» REQUIREMENTS
Repeat the listing in full, exactly as it stands.
-- BEGIN RAW RECORDS --
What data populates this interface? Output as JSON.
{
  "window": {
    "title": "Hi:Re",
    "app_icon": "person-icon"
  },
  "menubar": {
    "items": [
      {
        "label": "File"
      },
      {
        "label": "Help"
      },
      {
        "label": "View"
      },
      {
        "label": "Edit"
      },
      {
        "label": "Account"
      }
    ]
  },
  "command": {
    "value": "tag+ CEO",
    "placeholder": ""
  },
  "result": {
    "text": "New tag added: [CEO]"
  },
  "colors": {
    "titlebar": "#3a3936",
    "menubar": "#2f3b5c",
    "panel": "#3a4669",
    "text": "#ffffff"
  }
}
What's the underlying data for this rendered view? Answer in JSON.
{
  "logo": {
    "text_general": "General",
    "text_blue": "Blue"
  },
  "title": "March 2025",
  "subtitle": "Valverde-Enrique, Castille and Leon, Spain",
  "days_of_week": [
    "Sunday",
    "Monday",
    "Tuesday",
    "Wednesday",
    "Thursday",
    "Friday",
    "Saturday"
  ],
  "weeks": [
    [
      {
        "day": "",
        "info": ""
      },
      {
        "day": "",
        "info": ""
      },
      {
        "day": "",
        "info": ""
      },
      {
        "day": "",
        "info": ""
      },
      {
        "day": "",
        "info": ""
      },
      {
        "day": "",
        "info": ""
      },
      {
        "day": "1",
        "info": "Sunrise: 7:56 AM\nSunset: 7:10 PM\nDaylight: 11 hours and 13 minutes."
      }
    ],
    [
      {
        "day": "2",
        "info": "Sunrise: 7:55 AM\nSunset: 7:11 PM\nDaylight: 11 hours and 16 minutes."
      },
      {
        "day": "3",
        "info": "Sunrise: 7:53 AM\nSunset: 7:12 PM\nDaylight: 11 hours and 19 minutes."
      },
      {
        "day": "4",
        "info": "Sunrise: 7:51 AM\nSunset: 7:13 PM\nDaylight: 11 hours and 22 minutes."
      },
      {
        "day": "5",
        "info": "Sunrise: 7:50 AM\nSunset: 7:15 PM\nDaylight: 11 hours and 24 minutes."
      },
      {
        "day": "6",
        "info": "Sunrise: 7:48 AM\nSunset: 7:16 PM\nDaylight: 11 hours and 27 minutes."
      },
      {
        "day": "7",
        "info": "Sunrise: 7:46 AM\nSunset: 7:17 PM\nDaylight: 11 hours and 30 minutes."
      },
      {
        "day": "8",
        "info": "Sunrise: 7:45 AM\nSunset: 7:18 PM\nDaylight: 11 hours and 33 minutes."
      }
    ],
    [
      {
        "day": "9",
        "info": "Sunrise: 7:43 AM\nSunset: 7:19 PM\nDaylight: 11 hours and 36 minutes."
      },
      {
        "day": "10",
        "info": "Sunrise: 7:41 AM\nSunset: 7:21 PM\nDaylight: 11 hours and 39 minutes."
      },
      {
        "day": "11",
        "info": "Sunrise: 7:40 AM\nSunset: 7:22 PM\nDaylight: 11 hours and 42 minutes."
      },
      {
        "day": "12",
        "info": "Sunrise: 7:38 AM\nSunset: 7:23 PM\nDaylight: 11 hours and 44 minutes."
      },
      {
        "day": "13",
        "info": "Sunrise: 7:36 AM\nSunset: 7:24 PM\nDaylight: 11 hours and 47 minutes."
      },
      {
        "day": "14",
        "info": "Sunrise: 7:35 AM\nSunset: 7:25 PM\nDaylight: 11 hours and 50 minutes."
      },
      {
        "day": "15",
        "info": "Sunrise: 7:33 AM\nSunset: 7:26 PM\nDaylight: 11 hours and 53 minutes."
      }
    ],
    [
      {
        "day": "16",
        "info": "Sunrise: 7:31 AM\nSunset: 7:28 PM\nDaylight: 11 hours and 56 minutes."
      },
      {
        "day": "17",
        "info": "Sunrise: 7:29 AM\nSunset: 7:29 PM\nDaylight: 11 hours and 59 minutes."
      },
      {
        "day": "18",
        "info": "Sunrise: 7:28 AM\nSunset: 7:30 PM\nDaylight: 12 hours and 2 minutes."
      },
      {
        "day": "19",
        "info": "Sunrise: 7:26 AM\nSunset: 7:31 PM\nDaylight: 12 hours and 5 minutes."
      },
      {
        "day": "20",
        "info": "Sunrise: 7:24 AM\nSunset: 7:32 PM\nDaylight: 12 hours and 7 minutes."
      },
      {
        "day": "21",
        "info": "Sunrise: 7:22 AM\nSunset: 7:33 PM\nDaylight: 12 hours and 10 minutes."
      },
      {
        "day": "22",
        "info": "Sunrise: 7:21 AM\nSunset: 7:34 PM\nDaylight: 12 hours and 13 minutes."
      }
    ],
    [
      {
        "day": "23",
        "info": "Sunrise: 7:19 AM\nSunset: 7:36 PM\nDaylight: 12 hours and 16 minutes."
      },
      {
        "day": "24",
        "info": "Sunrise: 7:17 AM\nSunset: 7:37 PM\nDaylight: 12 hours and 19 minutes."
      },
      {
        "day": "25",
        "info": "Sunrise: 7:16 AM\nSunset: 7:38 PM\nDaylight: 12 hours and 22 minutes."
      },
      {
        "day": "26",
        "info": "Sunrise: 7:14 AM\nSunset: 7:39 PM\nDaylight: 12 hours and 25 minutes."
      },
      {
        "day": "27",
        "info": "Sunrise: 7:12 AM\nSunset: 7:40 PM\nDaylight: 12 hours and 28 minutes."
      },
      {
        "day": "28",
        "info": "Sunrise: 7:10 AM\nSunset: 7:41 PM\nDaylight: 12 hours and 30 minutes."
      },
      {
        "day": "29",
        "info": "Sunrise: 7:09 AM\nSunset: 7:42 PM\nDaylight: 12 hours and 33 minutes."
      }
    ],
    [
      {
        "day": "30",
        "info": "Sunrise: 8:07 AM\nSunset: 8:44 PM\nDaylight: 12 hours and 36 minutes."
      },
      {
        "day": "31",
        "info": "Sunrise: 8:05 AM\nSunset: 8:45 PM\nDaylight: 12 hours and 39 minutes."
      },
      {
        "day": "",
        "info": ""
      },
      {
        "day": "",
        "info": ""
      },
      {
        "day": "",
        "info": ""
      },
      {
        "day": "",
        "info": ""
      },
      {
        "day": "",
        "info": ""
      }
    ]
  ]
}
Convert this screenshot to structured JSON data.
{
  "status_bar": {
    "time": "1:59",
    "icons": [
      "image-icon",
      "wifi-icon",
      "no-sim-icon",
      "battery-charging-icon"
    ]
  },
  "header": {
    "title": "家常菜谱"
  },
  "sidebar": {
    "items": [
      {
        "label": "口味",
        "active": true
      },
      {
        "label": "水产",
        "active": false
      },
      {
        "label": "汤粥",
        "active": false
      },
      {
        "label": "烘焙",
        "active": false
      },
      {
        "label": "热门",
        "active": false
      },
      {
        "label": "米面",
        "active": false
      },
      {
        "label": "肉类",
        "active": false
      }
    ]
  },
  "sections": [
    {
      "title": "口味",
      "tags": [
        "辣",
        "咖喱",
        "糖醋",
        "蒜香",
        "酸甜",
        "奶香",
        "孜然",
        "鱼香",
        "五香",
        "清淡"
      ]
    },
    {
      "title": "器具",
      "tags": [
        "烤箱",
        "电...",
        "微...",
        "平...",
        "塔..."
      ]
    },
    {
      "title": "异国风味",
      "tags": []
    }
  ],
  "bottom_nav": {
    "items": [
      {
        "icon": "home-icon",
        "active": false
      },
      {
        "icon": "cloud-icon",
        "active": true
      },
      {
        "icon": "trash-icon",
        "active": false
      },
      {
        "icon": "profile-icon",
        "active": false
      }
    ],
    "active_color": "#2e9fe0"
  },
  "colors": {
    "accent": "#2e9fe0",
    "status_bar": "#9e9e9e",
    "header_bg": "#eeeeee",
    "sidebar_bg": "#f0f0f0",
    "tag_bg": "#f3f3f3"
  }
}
-- END RAW RECORDS --
» ANSWER TO THE TASK
What data populates this interface? Output as JSON.
{
  "window": {
    "title": "Hi:Re",
    "app_icon": "person-icon"
  },
  "menubar": {
    "items": [
      {
        "label": "File"
      },
      {
        "label": "Help"
      },
      {
        "label": "View"
      },
      {
        "label": "Edit"
      },
      {
        "label": "Account"
      }
    ]
  },
  "command": {
    "value": "tag+ CEO",
    "placeholder": ""
  },
  "result": {
    "text": "New tag added: [CEO]"
  },
  "colors": {
    "titlebar": "#3a3936",
    "menubar": "#2f3b5c",
    "panel": "#3a4669",
    "text": "#ffffff"
  }
}
What's the underlying data for this rendered view? Answer in JSON.
{
  "logo": {
    "text_general": "General",
    "text_blue": "Blue"
  },
  "title": "March 2025",
  "subtitle": "Valverde-Enrique, Castille and Leon, Spain",
  "days_of_week": [
    "Sunday",
    "Monday",
    "Tuesday",
    "Wednesday",
    "Thursday",
    "Friday",
    "Saturday"
  ],
  "weeks": [
    [
      {
        "day": "",
        "info": ""
      },
      {
        "day": "",
        "info": ""
      },
      {
        "day": "",
        "info": ""
      },
      {
        "day": "",
        "info": ""
      },
      {
        "day": "",
        "info": ""
      },
      {
        "day": "",
        "info": ""
      },
      {
        "day": "1",
        "info": "Sunrise: 7:56 AM\nSunset: 7:10 PM\nDaylight: 11 hours and 13 minutes."
      }
    ],
    [
      {
        "day": "2",
        "info": "Sunrise: 7:55 AM\nSunset: 7:11 PM\nDaylight: 11 hours and 16 minutes."
      },
      {
        "day": "3",
        "info": "Sunrise: 7:53 AM\nSunset: 7:12 PM\nDaylight: 11 hours and 19 minutes."
      },
      {
        "day": "4",
        "info": "Sunrise: 7:51 AM\nSunset: 7:13 PM\nDaylight: 11 hours and 22 minutes."
      },
      {
        "day": "5",
        "info": "Sunrise: 7:50 AM\nSunset: 7:15 PM\nDaylight: 11 hours and 24 minutes."
      },
      {
        "day": "6",
        "info": "Sunrise: 7:48 AM\nSunset: 7:16 PM\nDaylight: 11 hours and 27 minutes."
      },
      {
        "day": "7",
        "info": "Sunrise: 7:46 AM\nSunset: 7:17 PM\nDaylight: 11 hours and 30 minutes."
      },
      {
        "day": "8",
        "info": "Sunrise: 7:45 AM\nSunset: 7:18 PM\nDaylight: 11 hours and 33 minutes."
      }
    ],
    [
      {
        "day": "9",
        "info": "Sunrise: 7:43 AM\nSunset: 7:19 PM\nDaylight: 11 hours and 36 minutes."
      },
      {
        "day": "10",
        "info": "Sunrise: 7:41 AM\nSunset: 7:21 PM\nDaylight: 11 hours and 39 minutes."
      },
      {
        "day": "11",
        "info": "Sunrise: 7:40 AM\nSunset: 7:22 PM\nDaylight: 11 hours and 42 minutes."
      },
      {
        "day": "12",
        "info": "Sunrise: 7:38 AM\nSunset: 7:23 PM\nDaylight: 11 hours and 44 minutes."
      },
      {
        "day": "13",
        "info": "Sunrise: 7:36 AM\nSunset: 7:24 PM\nDaylight: 11 hours and 47 minutes."
      },
      {
        "day": "14",
        "info": "Sunrise: 7:35 AM\nSunset: 7:25 PM\nDaylight: 11 hours and 50 minutes."
      },
      {
        "day": "15",
        "info": "Sunrise: 7:33 AM\nSunset: 7:26 PM\nDaylight: 11 hours and 53 minutes."
      }
    ],
    [
      {
        "day": "16",
        "info": "Sunrise: 7:31 AM\nSunset: 7:28 PM\nDaylight: 11 hours and 56 minutes."
      },
      {
        "day": "17",
        "info": "Sunrise: 7:29 AM\nSunset: 7:29 PM\nDaylight: 11 hours and 59 minutes."
      },
      {
        "day": "18",
        "info": "Sunrise: 7:28 AM\nSunset: 7:30 PM\nDaylight: 12 hours and 2 minutes."
      },
      {
        "day": "19",
        "info": "Sunrise: 7:26 AM\nSunset: 7:31 PM\nDaylight: 12 hours and 5 minutes."
      },
      {
        "day": "20",
        "info": "Sunrise: 7:24 AM\nSunset: 7:32 PM\nDaylight: 12 hours and 7 minutes."
      },
      {
        "day": "21",
        "info": "Sunrise: 7:22 AM\nSunset: 7:33 PM\nDaylight: 12 hours and 10 minutes."
      },
      {
        "day": "22",
        "info": "Sunrise: 7:21 AM\nSunset: 7:34 PM\nDaylight: 12 hours and 13 minutes."
      }
    ],
    [
      {
        "day": "23",
        "info": "Sunrise: 7:19 AM\nSunset: 7:36 PM\nDaylight: 12 hours and 16 minutes."
      },
      {
        "day": "24",
        "info": "Sunrise: 7:17 AM\nSunset: 7:37 PM\nDaylight: 12 hours and 19 minutes."
      },
      {
        "day": "25",
        "info": "Sunrise: 7:16 AM\nSunset: 7:38 PM\nDaylight: 12 hours and 22 minutes."
      },
      {
        "day": "26",
        "info": "Sunrise: 7:14 AM\nSunset: 7:39 PM\nDaylight: 12 hours and 25 minutes."
      },
      {
        "day": "27",
        "info": "Sunrise: 7:12 AM\nSunset: 7:40 PM\nDaylight: 12 hours and 28 minutes."
      },
      {
        "day": "28",
        "info": "Sunrise: 7:10 AM\nSunset: 7:41 PM\nDaylight: 12 hours and 30 minutes."
      },
      {
        "day": "29",
        "info": "Sunrise: 7:09 AM\nSunset: 7:42 PM\nDaylight: 12 hours and 33 minutes."
      }
    ],
    [
      {
        "day": "30",
        "info": "Sunrise: 8:07 AM\nSunset: 8:44 PM\nDaylight: 12 hours and 36 minutes."
      },
      {
        "day": "31",
        "info": "Sunrise: 8:05 AM\nSunset: 8:45 PM\nDaylight: 12 hours and 39 minutes."
      },
      {
        "day": "",
        "info": ""
      },
      {
        "day": "",
        "info": ""
      },
      {
        "day": "",
        "info": ""
      },
      {
        "day": "",
        "info": ""
      },
      {
        "day": "",
        "info": ""
      }
    ]
  ]
}
Convert this screenshot to structured JSON data.
{
  "status_bar": {
    "time": "1:59",
    "icons": [
      "image-icon",
      "wifi-icon",
      "no-sim-icon",
      "battery-charging-icon"
    ]
  },
  "header": {
    "title": "家常菜谱"
  },
  "sidebar": {
    "items": [
      {
        "label": "口味",
        "active": true
      },
      {
        "label": "水产",
        "active": false
      },
      {
        "label": "汤粥",
        "active": false
      },
      {
        "label": "烘焙",
        "active": false
      },
      {
        "label": "热门",
        "active": false
      },
      {
        "label": "米面",
        "active": false
      },
      {
        "label": "肉类",
        "active": false
      }
    ]
  },
  "sections": [
    {
      "title": "口味",
      "tags": [
        "辣",
        "咖喱",
        "糖醋",
        "蒜香",
        "酸甜",
        "奶香",
        "孜然",
        "鱼香",
        "五香",
        "清淡"
      ]
    },
    {
      "title": "器具",
      "tags": [
        "烤箱",
        "电...",
        "微...",
        "平...",
        "塔..."
      ]
    },
    {
      "title": "异国风味",
      "tags": []
    }
  ],
  "bottom_nav": {
    "items": [
      {
        "icon": "home-icon",
        "active": false
      },
      {
        "icon": "cloud-icon",
        "active": true
      },
      {
        "icon": "trash-icon",
        "active": false
      },
      {
        "icon": "profile-icon",
        "active": false
      }
    ],
    "active_color": "#2e9fe0"
  },
  "colors": {
    "accent": "#2e9fe0",
    "status_bar": "#9e9e9e",
    "header_bg": "#eeeeee",
    "sidebar_bg": "#f0f0f0",
    "tag_bg": "#f3f3f3"
  }
}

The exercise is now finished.